__EXERCISE TASK__.
Pull every line containing "ՎԱՐՈՒՅԹՆԵՐ" from the entries.

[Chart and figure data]
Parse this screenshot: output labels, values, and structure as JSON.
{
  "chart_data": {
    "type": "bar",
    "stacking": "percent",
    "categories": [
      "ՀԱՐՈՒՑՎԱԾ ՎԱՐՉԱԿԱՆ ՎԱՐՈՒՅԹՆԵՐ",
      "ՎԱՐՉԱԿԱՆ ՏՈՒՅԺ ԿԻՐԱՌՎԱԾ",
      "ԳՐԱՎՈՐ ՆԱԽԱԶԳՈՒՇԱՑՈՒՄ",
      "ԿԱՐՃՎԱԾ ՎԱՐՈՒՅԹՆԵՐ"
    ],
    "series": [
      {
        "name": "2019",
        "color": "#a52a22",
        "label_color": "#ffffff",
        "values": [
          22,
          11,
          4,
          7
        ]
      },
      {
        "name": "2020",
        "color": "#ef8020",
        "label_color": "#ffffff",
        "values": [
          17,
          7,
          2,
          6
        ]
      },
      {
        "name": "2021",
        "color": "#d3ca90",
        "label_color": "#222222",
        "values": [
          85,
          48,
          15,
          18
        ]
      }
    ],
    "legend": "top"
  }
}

__ANSWER IN FULL__.
      "ՀԱՐՈՒՑՎԱԾ ՎԱՐՉԱԿԱՆ ՎԱՐՈՒՅԹՆԵՐ",
      "ԿԱՐՃՎԱԾ ՎԱՐՈՒՅԹՆԵՐ"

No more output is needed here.